*Task directions*: Each line containing the word "Returns" must be collected.

*Records to process*:
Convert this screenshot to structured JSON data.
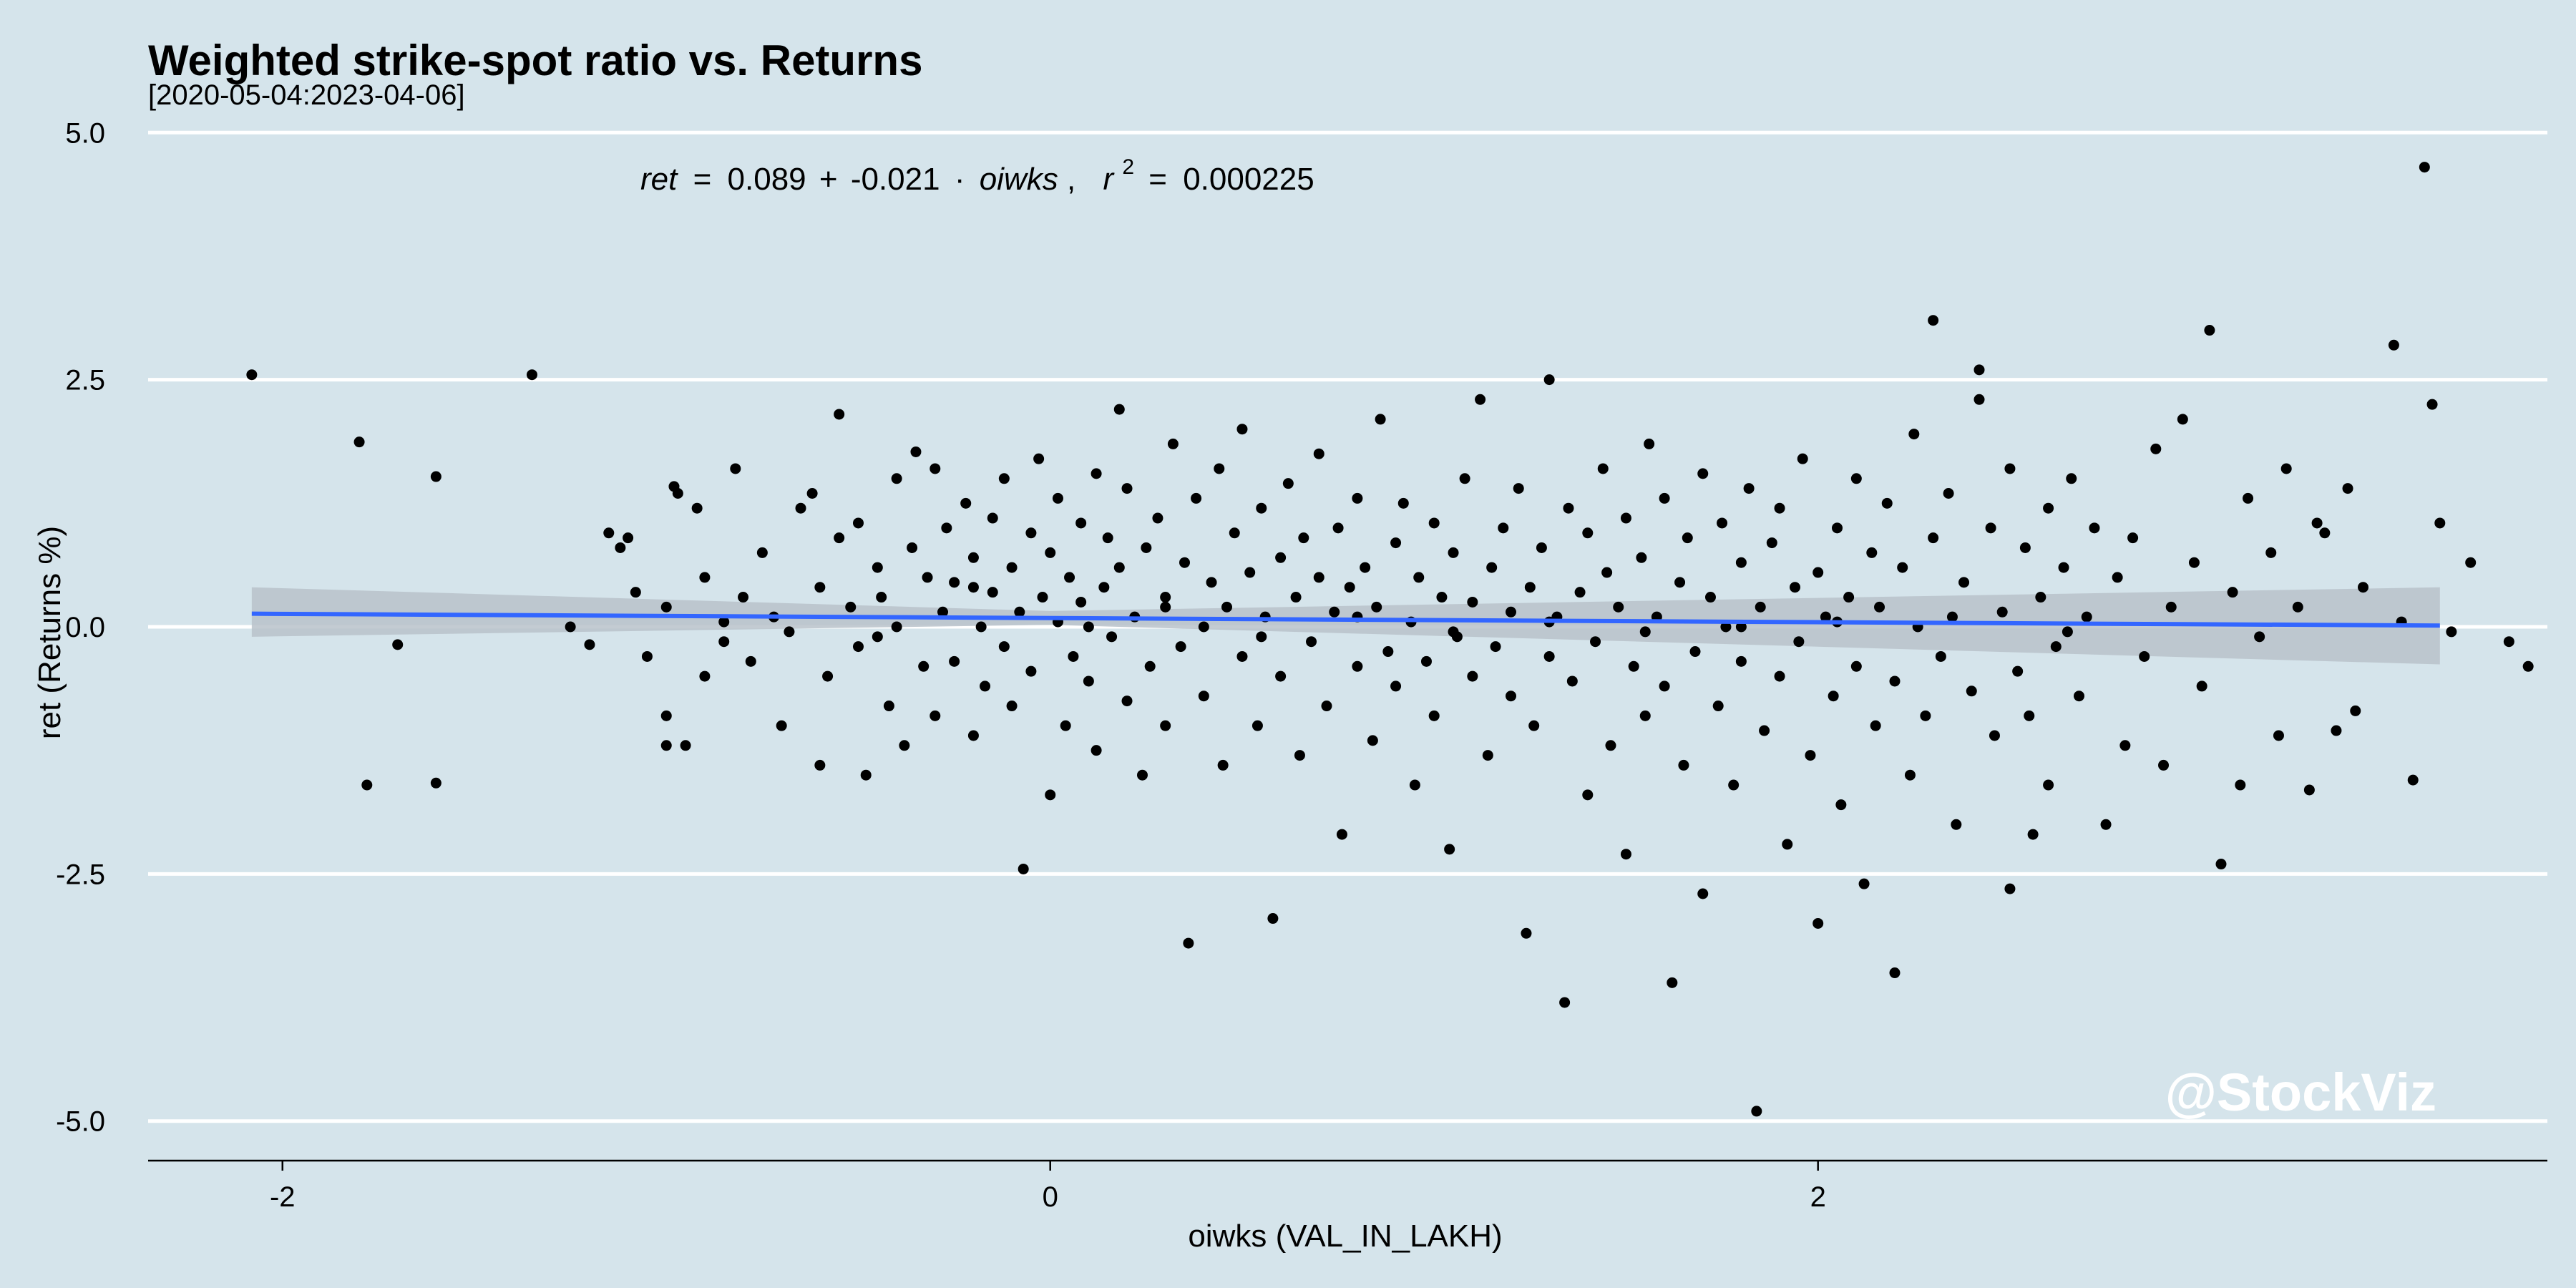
{
  "chart_data": {
    "type": "scatter",
    "title": "Weighted strike-spot ratio vs. Returns",
    "subtitle": "[2020-05-04:2023-04-06]",
    "xlabel": "oiwks (VAL_IN_LAKH)",
    "ylabel": "ret (Returns %)",
    "xlim": [
      -2.35,
      3.9
    ],
    "ylim": [
      -5.4,
      5.4
    ],
    "x_ticks": [
      -2,
      0,
      2
    ],
    "x_tick_labels": [
      "-2",
      "0",
      "2"
    ],
    "y_ticks": [
      5.0,
      2.5,
      0.0,
      -2.5,
      -5.0
    ],
    "y_tick_labels": [
      "5.0",
      "2.5",
      "0.0",
      "-2.5",
      "-5.0"
    ],
    "grid": "horizontal",
    "equation": {
      "lhs": "ret",
      "equals": "=",
      "intercept": "0.089",
      "plus": "+",
      "slope": "-0.021",
      "dot": "·",
      "var": "oiwks",
      "comma": ",",
      "r2_label": "r",
      "r2_exp": "2",
      "r2_equals": "=",
      "r2_value": "0.000225"
    },
    "regression": {
      "intercept": 0.089,
      "slope": -0.021,
      "x_range": [
        -2.08,
        3.62
      ]
    },
    "confidence_band": {
      "x": [
        -2.08,
        0.0,
        3.62
      ],
      "upper": [
        0.4,
        0.16,
        0.4
      ],
      "lower": [
        -0.1,
        0.02,
        -0.38
      ]
    },
    "watermark": "@StockViz",
    "colors": {
      "background": "#d5e4eb",
      "grid": "#ffffff",
      "line": "#3366ff",
      "band": "#b8c2ca",
      "point": "#000000"
    },
    "points": [
      [
        -2.08,
        2.55
      ],
      [
        -1.8,
        1.87
      ],
      [
        -1.7,
        -0.18
      ],
      [
        -1.78,
        -1.6
      ],
      [
        -1.6,
        1.52
      ],
      [
        -1.6,
        -1.58
      ],
      [
        -1.35,
        2.55
      ],
      [
        -1.2,
        -0.18
      ],
      [
        -1.15,
        0.95
      ],
      [
        -1.12,
        0.8
      ],
      [
        -1.1,
        0.9
      ],
      [
        -1.05,
        -0.3
      ],
      [
        -1.0,
        0.2
      ],
      [
        -1.0,
        -1.2
      ],
      [
        -0.95,
        -1.2
      ],
      [
        -1.0,
        -0.9
      ],
      [
        -0.98,
        1.42
      ],
      [
        -0.97,
        1.35
      ],
      [
        -0.92,
        1.2
      ],
      [
        -0.9,
        0.5
      ],
      [
        -0.85,
        0.05
      ],
      [
        -0.85,
        -0.15
      ],
      [
        -0.82,
        1.6
      ],
      [
        -0.8,
        0.3
      ],
      [
        -0.78,
        -0.35
      ],
      [
        -0.75,
        0.75
      ],
      [
        -0.72,
        0.1
      ],
      [
        -0.7,
        -1.0
      ],
      [
        -0.68,
        -0.05
      ],
      [
        -0.65,
        1.2
      ],
      [
        -0.62,
        1.35
      ],
      [
        -0.6,
        0.4
      ],
      [
        -0.58,
        -0.5
      ],
      [
        -0.55,
        2.15
      ],
      [
        -0.55,
        0.9
      ],
      [
        -0.52,
        0.2
      ],
      [
        -0.5,
        -0.2
      ],
      [
        -0.5,
        1.05
      ],
      [
        -0.48,
        -1.5
      ],
      [
        -0.45,
        0.6
      ],
      [
        -0.44,
        0.3
      ],
      [
        -0.42,
        -0.8
      ],
      [
        -0.4,
        1.5
      ],
      [
        -0.4,
        0.0
      ],
      [
        -0.38,
        -1.2
      ],
      [
        -0.36,
        0.8
      ],
      [
        -0.35,
        1.77
      ],
      [
        -0.33,
        -0.4
      ],
      [
        -0.32,
        0.5
      ],
      [
        -0.3,
        1.6
      ],
      [
        -0.3,
        -0.9
      ],
      [
        -0.28,
        0.15
      ],
      [
        -0.27,
        1.0
      ],
      [
        -0.25,
        0.45
      ],
      [
        -0.25,
        -0.35
      ],
      [
        -0.22,
        1.25
      ],
      [
        -0.2,
        -1.1
      ],
      [
        -0.2,
        0.7
      ],
      [
        -0.18,
        0.0
      ],
      [
        -0.17,
        -0.6
      ],
      [
        -0.15,
        1.1
      ],
      [
        -0.15,
        0.35
      ],
      [
        -0.12,
        -0.2
      ],
      [
        -0.12,
        1.5
      ],
      [
        -0.1,
        -0.8
      ],
      [
        -0.1,
        0.6
      ],
      [
        -0.08,
        0.15
      ],
      [
        -0.07,
        -2.45
      ],
      [
        -0.05,
        0.95
      ],
      [
        -0.05,
        -0.45
      ],
      [
        -0.03,
        1.7
      ],
      [
        -0.02,
        0.3
      ],
      [
        0.0,
        -1.7
      ],
      [
        0.0,
        0.75
      ],
      [
        0.02,
        1.3
      ],
      [
        0.02,
        0.05
      ],
      [
        0.04,
        -1.0
      ],
      [
        0.05,
        0.5
      ],
      [
        0.06,
        -0.3
      ],
      [
        0.08,
        1.05
      ],
      [
        0.08,
        0.25
      ],
      [
        0.1,
        -0.55
      ],
      [
        0.12,
        1.55
      ],
      [
        0.12,
        -1.25
      ],
      [
        0.14,
        0.4
      ],
      [
        0.15,
        0.9
      ],
      [
        0.16,
        -0.1
      ],
      [
        0.18,
        2.2
      ],
      [
        0.18,
        0.6
      ],
      [
        0.2,
        -0.75
      ],
      [
        0.2,
        1.4
      ],
      [
        0.22,
        0.1
      ],
      [
        0.24,
        -1.5
      ],
      [
        0.25,
        0.8
      ],
      [
        0.26,
        -0.4
      ],
      [
        0.28,
        1.1
      ],
      [
        0.3,
        0.3
      ],
      [
        0.3,
        -1.0
      ],
      [
        0.32,
        1.85
      ],
      [
        0.34,
        -0.2
      ],
      [
        0.35,
        0.65
      ],
      [
        0.36,
        -3.2
      ],
      [
        0.38,
        1.3
      ],
      [
        0.4,
        0.0
      ],
      [
        0.4,
        -0.7
      ],
      [
        0.42,
        0.45
      ],
      [
        0.44,
        1.6
      ],
      [
        0.45,
        -1.4
      ],
      [
        0.46,
        0.2
      ],
      [
        0.48,
        0.95
      ],
      [
        0.5,
        -0.3
      ],
      [
        0.5,
        2.0
      ],
      [
        0.52,
        0.55
      ],
      [
        0.54,
        -1.0
      ],
      [
        0.55,
        1.2
      ],
      [
        0.56,
        0.1
      ],
      [
        0.58,
        -2.95
      ],
      [
        0.6,
        0.7
      ],
      [
        0.6,
        -0.5
      ],
      [
        0.62,
        1.45
      ],
      [
        0.64,
        0.3
      ],
      [
        0.65,
        -1.3
      ],
      [
        0.66,
        0.9
      ],
      [
        0.68,
        -0.15
      ],
      [
        0.7,
        1.75
      ],
      [
        0.7,
        0.5
      ],
      [
        0.72,
        -0.8
      ],
      [
        0.74,
        0.15
      ],
      [
        0.75,
        1.0
      ],
      [
        0.76,
        -2.1
      ],
      [
        0.78,
        0.4
      ],
      [
        0.8,
        -0.4
      ],
      [
        0.8,
        1.3
      ],
      [
        0.82,
        0.6
      ],
      [
        0.84,
        -1.15
      ],
      [
        0.85,
        0.2
      ],
      [
        0.86,
        2.1
      ],
      [
        0.88,
        -0.25
      ],
      [
        0.9,
        0.85
      ],
      [
        0.9,
        -0.6
      ],
      [
        0.92,
        1.25
      ],
      [
        0.94,
        0.05
      ],
      [
        0.95,
        -1.6
      ],
      [
        0.96,
        0.5
      ],
      [
        0.98,
        -0.35
      ],
      [
        1.0,
        1.05
      ],
      [
        1.0,
        -0.9
      ],
      [
        1.02,
        0.3
      ],
      [
        1.04,
        -2.25
      ],
      [
        1.05,
        0.75
      ],
      [
        1.06,
        -0.1
      ],
      [
        1.08,
        1.5
      ],
      [
        1.1,
        -0.5
      ],
      [
        1.1,
        0.25
      ],
      [
        1.12,
        2.3
      ],
      [
        1.14,
        -1.3
      ],
      [
        1.15,
        0.6
      ],
      [
        1.16,
        -0.2
      ],
      [
        1.18,
        1.0
      ],
      [
        1.2,
        -0.7
      ],
      [
        1.2,
        0.15
      ],
      [
        1.22,
        1.4
      ],
      [
        1.24,
        -3.1
      ],
      [
        1.25,
        0.4
      ],
      [
        1.26,
        -1.0
      ],
      [
        1.28,
        0.8
      ],
      [
        1.3,
        -0.3
      ],
      [
        1.3,
        2.5
      ],
      [
        1.32,
        0.1
      ],
      [
        1.34,
        -3.8
      ],
      [
        1.35,
        1.2
      ],
      [
        1.36,
        -0.55
      ],
      [
        1.38,
        0.35
      ],
      [
        1.4,
        -1.7
      ],
      [
        1.4,
        0.95
      ],
      [
        1.42,
        -0.15
      ],
      [
        1.44,
        1.6
      ],
      [
        1.45,
        0.55
      ],
      [
        1.46,
        -1.2
      ],
      [
        1.48,
        0.2
      ],
      [
        1.5,
        -2.3
      ],
      [
        1.5,
        1.1
      ],
      [
        1.52,
        -0.4
      ],
      [
        1.54,
        0.7
      ],
      [
        1.55,
        -0.9
      ],
      [
        1.56,
        1.85
      ],
      [
        1.58,
        0.1
      ],
      [
        1.6,
        -0.6
      ],
      [
        1.6,
        1.3
      ],
      [
        1.62,
        -3.6
      ],
      [
        1.64,
        0.45
      ],
      [
        1.65,
        -1.4
      ],
      [
        1.66,
        0.9
      ],
      [
        1.68,
        -0.25
      ],
      [
        1.7,
        1.55
      ],
      [
        1.7,
        -2.7
      ],
      [
        1.72,
        0.3
      ],
      [
        1.74,
        -0.8
      ],
      [
        1.75,
        1.05
      ],
      [
        1.76,
        0.0
      ],
      [
        1.78,
        -1.6
      ],
      [
        1.8,
        0.65
      ],
      [
        1.8,
        -0.35
      ],
      [
        1.82,
        1.4
      ],
      [
        1.84,
        -4.9
      ],
      [
        1.85,
        0.2
      ],
      [
        1.86,
        -1.05
      ],
      [
        1.88,
        0.85
      ],
      [
        1.9,
        -0.5
      ],
      [
        1.9,
        1.2
      ],
      [
        1.92,
        -2.2
      ],
      [
        1.94,
        0.4
      ],
      [
        1.95,
        -0.15
      ],
      [
        1.96,
        1.7
      ],
      [
        1.98,
        -1.3
      ],
      [
        2.0,
        0.55
      ],
      [
        2.0,
        -3.0
      ],
      [
        2.02,
        0.1
      ],
      [
        2.04,
        -0.7
      ],
      [
        2.05,
        1.0
      ],
      [
        2.06,
        -1.8
      ],
      [
        2.08,
        0.3
      ],
      [
        2.1,
        -0.4
      ],
      [
        2.1,
        1.5
      ],
      [
        2.12,
        -2.6
      ],
      [
        2.14,
        0.75
      ],
      [
        2.15,
        -1.0
      ],
      [
        2.16,
        0.2
      ],
      [
        2.18,
        1.25
      ],
      [
        2.2,
        -0.55
      ],
      [
        2.2,
        -3.5
      ],
      [
        2.22,
        0.6
      ],
      [
        2.24,
        -1.5
      ],
      [
        2.25,
        1.95
      ],
      [
        2.26,
        0.0
      ],
      [
        2.28,
        -0.9
      ],
      [
        2.3,
        0.9
      ],
      [
        2.3,
        3.1
      ],
      [
        2.32,
        -0.3
      ],
      [
        2.34,
        1.35
      ],
      [
        2.36,
        -2.0
      ],
      [
        2.38,
        0.45
      ],
      [
        2.4,
        -0.65
      ],
      [
        2.42,
        2.6
      ],
      [
        2.42,
        2.3
      ],
      [
        2.45,
        1.0
      ],
      [
        2.46,
        -1.1
      ],
      [
        2.48,
        0.15
      ],
      [
        2.5,
        -2.65
      ],
      [
        2.5,
        1.6
      ],
      [
        2.52,
        -0.45
      ],
      [
        2.54,
        0.8
      ],
      [
        2.55,
        -0.9
      ],
      [
        2.56,
        -2.1
      ],
      [
        2.58,
        0.3
      ],
      [
        2.6,
        1.2
      ],
      [
        2.6,
        -1.6
      ],
      [
        2.62,
        -0.2
      ],
      [
        2.64,
        0.6
      ],
      [
        2.66,
        1.5
      ],
      [
        2.68,
        -0.7
      ],
      [
        2.7,
        0.1
      ],
      [
        2.72,
        1.0
      ],
      [
        2.75,
        -2.0
      ],
      [
        2.78,
        0.5
      ],
      [
        2.8,
        -1.2
      ],
      [
        2.82,
        0.9
      ],
      [
        2.85,
        -0.3
      ],
      [
        2.88,
        1.8
      ],
      [
        2.9,
        -1.4
      ],
      [
        2.92,
        0.2
      ],
      [
        2.95,
        2.1
      ],
      [
        2.98,
        0.65
      ],
      [
        3.0,
        -0.6
      ],
      [
        3.02,
        3.0
      ],
      [
        3.05,
        -2.4
      ],
      [
        3.08,
        0.35
      ],
      [
        3.1,
        -1.6
      ],
      [
        3.12,
        1.3
      ],
      [
        3.15,
        -0.1
      ],
      [
        3.18,
        0.75
      ],
      [
        3.2,
        -1.1
      ],
      [
        3.22,
        1.6
      ],
      [
        3.25,
        0.2
      ],
      [
        3.28,
        -1.65
      ],
      [
        3.3,
        1.05
      ],
      [
        3.32,
        0.95
      ],
      [
        3.35,
        -1.05
      ],
      [
        3.38,
        1.4
      ],
      [
        3.4,
        -0.85
      ],
      [
        3.42,
        0.4
      ],
      [
        3.5,
        2.85
      ],
      [
        3.52,
        0.05
      ],
      [
        3.55,
        -1.55
      ],
      [
        3.58,
        4.65
      ],
      [
        3.6,
        2.25
      ],
      [
        3.62,
        1.05
      ],
      [
        3.65,
        -0.05
      ],
      [
        3.7,
        0.65
      ],
      [
        3.8,
        -0.15
      ],
      [
        3.85,
        -0.4
      ],
      [
        -1.25,
        0.0
      ],
      [
        -1.08,
        0.35
      ],
      [
        -0.9,
        -0.5
      ],
      [
        -0.6,
        -1.4
      ],
      [
        -0.45,
        -0.1
      ],
      [
        -0.2,
        0.4
      ],
      [
        0.1,
        0.0
      ],
      [
        0.3,
        0.2
      ],
      [
        0.55,
        -0.1
      ],
      [
        0.8,
        0.1
      ],
      [
        1.05,
        -0.05
      ],
      [
        1.3,
        0.05
      ],
      [
        1.55,
        -0.05
      ],
      [
        1.8,
        0.0
      ],
      [
        2.05,
        0.05
      ],
      [
        2.35,
        0.1
      ],
      [
        2.65,
        -0.05
      ]
    ]
  }
}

*Result of the task*:
    "title": "Weighted strike-spot ratio vs. Returns",
    "ylabel": "ret (Returns %)",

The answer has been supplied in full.